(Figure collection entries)
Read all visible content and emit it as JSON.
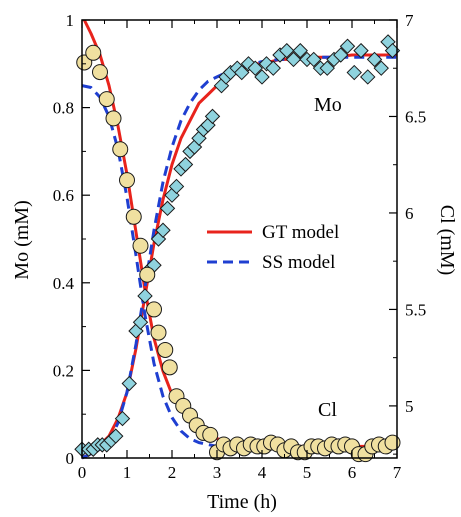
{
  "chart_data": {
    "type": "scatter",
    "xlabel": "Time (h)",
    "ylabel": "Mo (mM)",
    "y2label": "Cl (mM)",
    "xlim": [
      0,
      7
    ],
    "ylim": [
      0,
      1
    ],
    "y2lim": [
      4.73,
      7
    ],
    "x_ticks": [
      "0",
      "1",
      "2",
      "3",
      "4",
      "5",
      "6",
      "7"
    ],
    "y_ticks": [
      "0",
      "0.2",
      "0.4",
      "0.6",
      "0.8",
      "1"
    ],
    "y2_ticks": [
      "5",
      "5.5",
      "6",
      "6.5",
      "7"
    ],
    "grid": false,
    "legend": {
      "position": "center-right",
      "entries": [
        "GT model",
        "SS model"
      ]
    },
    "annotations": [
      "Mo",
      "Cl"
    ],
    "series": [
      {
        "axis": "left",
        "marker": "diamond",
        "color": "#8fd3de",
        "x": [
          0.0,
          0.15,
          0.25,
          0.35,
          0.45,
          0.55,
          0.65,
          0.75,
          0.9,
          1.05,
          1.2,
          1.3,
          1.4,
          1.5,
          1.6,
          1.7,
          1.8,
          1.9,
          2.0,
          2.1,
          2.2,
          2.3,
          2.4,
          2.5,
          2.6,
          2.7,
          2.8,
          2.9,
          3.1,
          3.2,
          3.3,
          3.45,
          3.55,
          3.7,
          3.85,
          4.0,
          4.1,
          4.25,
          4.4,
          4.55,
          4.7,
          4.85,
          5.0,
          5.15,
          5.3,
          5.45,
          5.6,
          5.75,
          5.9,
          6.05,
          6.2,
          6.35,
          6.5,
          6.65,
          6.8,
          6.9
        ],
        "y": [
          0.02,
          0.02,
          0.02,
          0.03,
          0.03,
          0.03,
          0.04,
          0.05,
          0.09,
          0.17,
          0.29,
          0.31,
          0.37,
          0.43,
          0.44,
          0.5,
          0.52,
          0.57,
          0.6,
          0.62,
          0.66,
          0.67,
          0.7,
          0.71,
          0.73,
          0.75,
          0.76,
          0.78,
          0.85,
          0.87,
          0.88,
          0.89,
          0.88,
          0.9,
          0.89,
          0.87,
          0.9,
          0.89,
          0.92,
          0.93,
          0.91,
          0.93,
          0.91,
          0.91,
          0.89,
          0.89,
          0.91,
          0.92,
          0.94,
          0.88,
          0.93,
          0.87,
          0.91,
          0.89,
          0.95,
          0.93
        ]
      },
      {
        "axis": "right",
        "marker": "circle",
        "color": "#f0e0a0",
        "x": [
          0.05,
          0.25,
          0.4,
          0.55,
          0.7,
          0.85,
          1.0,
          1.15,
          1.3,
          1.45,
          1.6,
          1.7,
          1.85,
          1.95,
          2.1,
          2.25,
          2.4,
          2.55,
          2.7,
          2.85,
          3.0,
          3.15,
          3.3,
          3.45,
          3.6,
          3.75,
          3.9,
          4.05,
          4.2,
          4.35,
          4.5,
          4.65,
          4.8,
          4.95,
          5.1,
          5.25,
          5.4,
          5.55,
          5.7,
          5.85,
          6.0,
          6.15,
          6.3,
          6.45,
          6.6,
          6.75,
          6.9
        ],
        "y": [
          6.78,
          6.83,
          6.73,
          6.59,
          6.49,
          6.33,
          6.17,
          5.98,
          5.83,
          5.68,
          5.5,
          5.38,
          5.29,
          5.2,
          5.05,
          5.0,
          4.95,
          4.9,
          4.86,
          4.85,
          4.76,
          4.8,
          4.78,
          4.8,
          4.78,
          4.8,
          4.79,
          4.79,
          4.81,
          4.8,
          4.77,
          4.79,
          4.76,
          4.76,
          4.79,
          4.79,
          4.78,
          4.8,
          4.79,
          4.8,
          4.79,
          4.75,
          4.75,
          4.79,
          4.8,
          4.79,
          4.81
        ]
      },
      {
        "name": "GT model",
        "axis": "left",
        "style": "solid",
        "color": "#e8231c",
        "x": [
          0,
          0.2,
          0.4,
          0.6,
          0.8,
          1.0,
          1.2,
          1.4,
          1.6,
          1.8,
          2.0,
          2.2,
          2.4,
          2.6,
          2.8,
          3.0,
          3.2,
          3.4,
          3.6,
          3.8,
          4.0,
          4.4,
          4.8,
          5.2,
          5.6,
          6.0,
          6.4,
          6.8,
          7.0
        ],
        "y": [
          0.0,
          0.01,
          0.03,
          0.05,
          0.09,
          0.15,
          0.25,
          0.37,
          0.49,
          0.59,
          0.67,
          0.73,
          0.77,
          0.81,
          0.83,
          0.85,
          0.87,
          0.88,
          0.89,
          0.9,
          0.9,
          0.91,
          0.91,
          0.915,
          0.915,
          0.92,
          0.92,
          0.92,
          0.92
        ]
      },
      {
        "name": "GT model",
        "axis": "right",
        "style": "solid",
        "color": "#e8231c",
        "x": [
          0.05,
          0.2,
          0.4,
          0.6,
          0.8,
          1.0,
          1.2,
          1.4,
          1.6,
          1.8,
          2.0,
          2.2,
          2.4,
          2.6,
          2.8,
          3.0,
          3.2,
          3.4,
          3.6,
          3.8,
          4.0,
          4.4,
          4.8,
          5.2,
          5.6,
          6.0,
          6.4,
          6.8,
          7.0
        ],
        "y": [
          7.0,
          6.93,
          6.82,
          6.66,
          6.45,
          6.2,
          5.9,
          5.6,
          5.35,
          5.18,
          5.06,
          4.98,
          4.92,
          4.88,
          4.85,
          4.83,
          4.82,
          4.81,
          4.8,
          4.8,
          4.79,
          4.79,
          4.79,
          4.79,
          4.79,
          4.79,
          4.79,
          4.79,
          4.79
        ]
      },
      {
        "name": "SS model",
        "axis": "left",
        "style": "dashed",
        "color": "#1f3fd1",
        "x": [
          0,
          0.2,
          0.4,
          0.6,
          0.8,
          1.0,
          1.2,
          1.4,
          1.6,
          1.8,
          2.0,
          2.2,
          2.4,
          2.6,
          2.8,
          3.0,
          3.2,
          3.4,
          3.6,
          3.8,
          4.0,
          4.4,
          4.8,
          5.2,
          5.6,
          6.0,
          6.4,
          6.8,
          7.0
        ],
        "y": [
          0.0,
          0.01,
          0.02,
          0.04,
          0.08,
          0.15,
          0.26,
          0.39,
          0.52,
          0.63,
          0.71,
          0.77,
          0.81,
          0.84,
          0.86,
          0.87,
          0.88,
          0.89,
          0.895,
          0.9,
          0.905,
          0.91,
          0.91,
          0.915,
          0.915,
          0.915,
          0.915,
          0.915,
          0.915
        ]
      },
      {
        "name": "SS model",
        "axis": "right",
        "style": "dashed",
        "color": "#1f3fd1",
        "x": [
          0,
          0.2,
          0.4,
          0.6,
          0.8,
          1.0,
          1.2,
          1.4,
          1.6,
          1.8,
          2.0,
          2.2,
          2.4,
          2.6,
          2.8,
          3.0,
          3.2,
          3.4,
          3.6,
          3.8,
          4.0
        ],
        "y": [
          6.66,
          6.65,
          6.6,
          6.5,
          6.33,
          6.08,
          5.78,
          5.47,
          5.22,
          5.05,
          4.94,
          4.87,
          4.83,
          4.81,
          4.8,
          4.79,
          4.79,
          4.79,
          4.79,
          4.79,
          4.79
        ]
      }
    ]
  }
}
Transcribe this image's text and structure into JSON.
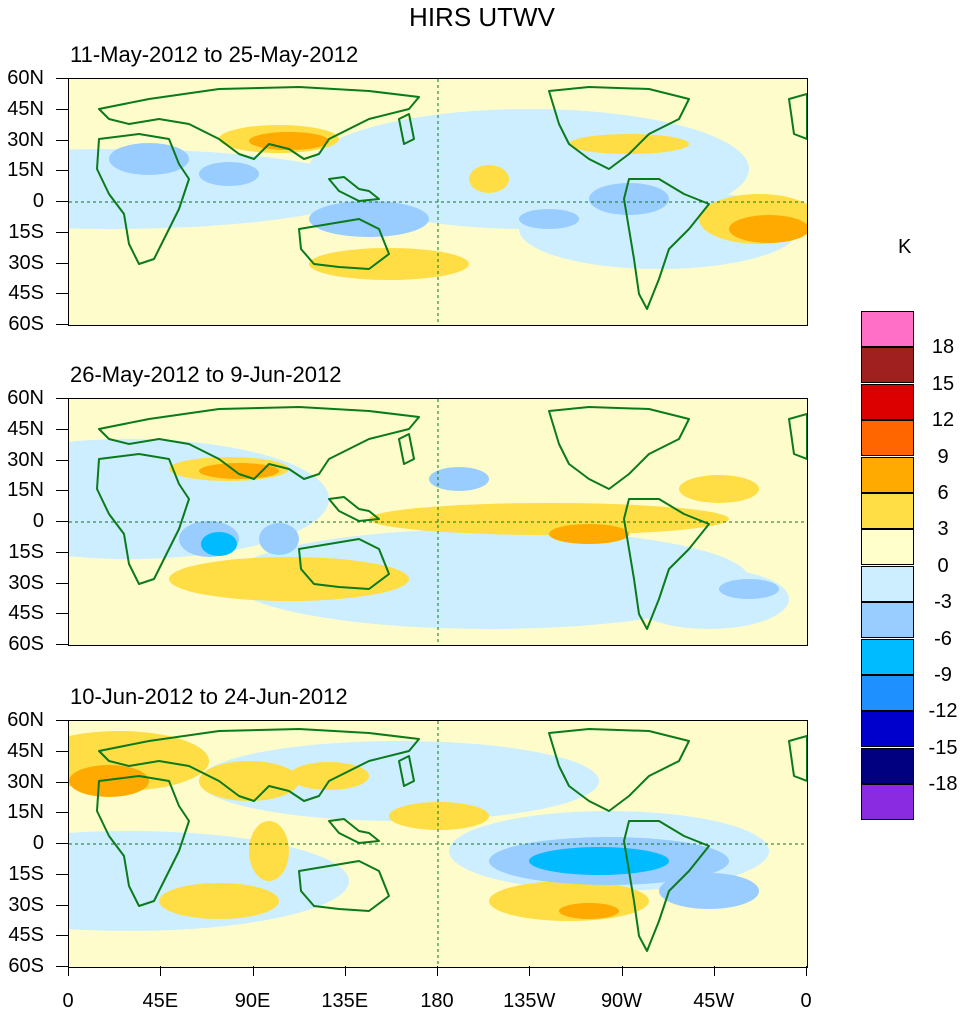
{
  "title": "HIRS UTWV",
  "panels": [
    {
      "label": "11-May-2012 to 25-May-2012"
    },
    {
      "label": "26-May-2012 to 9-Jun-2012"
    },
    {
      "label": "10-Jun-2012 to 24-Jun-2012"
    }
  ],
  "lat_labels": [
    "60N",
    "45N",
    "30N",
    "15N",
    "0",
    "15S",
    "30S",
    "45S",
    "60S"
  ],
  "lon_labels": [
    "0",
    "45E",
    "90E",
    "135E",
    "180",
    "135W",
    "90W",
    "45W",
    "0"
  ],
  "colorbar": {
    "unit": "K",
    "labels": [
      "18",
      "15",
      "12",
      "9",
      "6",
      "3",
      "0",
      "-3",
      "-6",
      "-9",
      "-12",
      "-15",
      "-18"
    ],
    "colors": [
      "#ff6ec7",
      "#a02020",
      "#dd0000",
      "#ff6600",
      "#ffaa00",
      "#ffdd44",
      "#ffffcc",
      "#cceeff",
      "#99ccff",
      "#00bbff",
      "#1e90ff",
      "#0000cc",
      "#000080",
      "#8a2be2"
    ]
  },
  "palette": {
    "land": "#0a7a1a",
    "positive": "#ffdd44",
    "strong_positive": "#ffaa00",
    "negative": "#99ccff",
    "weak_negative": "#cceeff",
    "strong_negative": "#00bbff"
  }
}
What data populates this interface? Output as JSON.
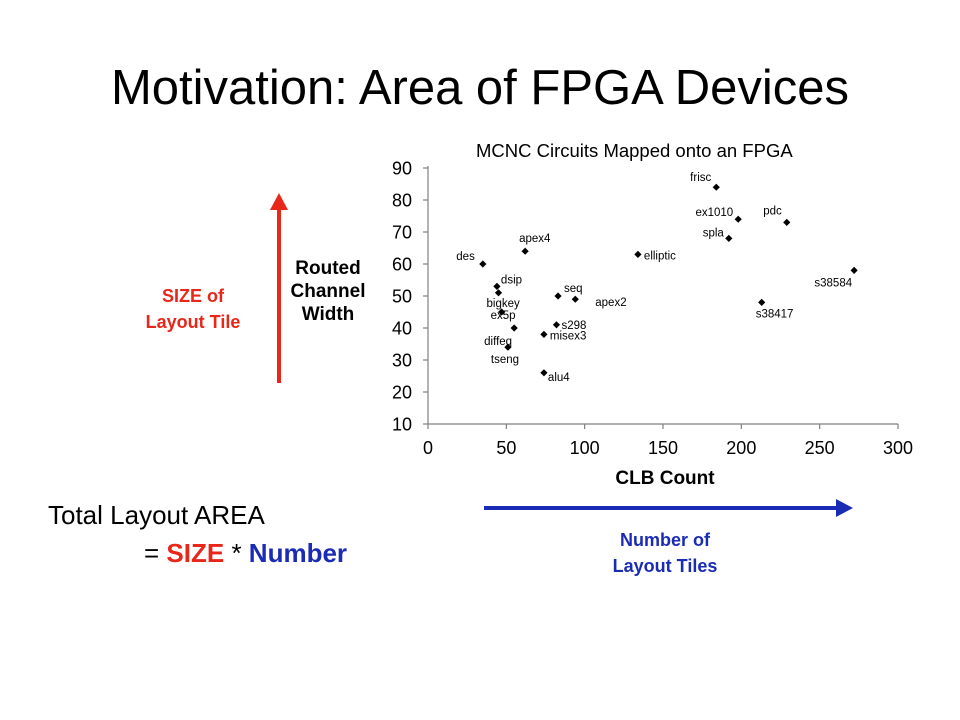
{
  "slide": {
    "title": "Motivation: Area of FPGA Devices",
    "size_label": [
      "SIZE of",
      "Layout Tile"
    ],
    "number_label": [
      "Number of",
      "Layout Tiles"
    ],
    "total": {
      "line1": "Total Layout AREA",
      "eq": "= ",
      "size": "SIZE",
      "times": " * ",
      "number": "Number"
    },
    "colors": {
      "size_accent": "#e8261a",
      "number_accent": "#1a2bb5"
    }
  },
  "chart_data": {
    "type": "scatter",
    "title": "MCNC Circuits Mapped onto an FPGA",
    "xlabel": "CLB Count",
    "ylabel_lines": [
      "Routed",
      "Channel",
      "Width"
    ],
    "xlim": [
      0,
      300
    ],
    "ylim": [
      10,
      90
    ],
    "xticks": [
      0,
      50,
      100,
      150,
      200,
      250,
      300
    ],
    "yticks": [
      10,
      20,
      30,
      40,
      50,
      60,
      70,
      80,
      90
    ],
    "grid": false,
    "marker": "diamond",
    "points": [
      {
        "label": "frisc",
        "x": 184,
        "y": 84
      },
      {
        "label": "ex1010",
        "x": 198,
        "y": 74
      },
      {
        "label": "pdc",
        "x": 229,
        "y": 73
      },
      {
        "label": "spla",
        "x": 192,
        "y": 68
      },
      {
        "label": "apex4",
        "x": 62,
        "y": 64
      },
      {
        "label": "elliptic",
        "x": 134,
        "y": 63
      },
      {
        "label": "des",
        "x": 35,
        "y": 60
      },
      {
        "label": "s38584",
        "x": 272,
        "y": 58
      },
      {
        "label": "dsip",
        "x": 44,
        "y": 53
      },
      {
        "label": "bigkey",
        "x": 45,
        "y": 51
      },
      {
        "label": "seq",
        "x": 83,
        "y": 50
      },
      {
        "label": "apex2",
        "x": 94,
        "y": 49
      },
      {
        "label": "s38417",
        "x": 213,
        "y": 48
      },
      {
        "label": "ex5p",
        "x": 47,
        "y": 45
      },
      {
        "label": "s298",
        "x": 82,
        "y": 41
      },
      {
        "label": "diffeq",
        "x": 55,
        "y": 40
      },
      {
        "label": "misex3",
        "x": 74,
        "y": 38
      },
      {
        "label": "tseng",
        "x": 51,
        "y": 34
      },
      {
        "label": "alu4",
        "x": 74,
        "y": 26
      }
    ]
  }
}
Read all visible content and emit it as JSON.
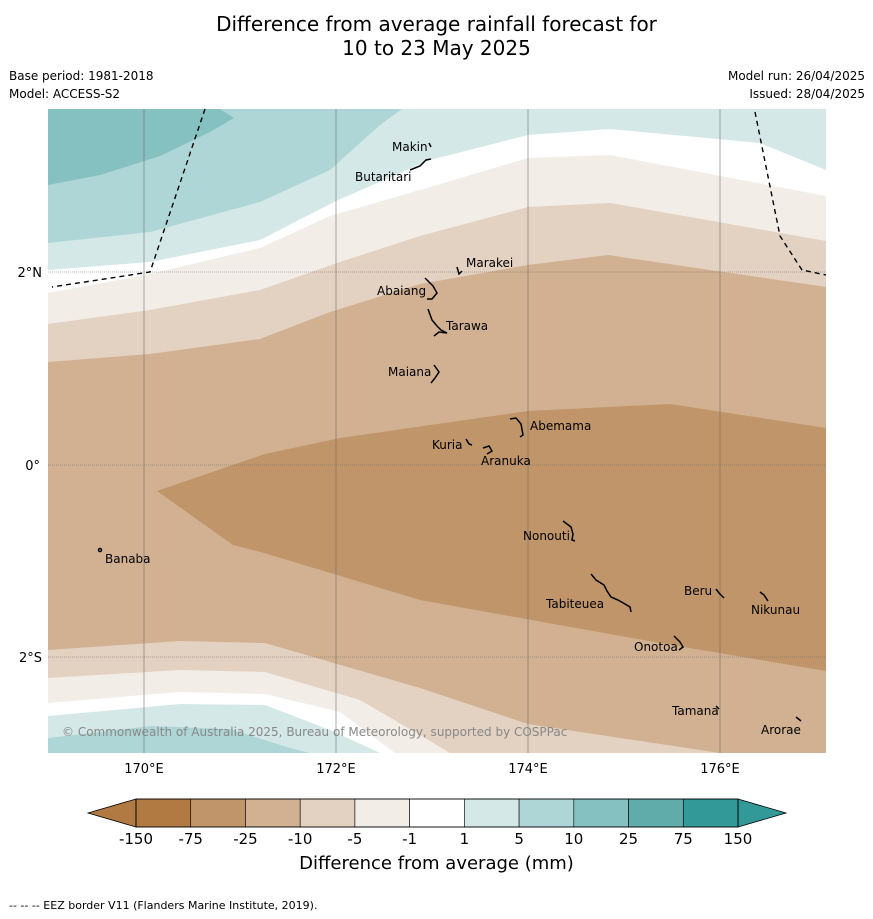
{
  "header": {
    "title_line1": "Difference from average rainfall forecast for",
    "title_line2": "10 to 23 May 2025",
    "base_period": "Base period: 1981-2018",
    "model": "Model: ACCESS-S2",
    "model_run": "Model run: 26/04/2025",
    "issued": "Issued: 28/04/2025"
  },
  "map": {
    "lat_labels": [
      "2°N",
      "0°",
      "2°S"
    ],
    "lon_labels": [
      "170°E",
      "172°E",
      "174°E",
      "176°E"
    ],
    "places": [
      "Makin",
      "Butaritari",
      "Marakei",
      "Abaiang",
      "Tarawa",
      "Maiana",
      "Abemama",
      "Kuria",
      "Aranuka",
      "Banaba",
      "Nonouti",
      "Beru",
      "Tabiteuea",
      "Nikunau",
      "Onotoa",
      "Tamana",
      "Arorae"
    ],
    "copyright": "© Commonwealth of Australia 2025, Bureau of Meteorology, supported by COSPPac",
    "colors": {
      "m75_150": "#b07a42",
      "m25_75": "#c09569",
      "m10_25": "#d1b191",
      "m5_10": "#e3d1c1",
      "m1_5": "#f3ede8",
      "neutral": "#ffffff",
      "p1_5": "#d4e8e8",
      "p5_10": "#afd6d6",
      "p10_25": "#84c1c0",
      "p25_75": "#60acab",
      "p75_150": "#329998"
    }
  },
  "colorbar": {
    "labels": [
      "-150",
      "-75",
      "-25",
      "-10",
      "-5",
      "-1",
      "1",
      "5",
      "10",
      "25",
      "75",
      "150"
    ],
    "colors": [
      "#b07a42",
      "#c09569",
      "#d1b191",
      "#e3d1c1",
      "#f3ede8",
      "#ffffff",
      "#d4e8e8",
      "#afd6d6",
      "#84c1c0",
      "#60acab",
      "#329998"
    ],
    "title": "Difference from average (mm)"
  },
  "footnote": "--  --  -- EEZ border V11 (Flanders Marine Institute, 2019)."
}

SET EXERCISE:
Show the lines of the material that contain the word "FPGA".

EXERCISE SOLUTION:
    "title": "Motivation: Area of FPGA Devices",
    "title": "MCNC Circuits Mapped onto an FPGA",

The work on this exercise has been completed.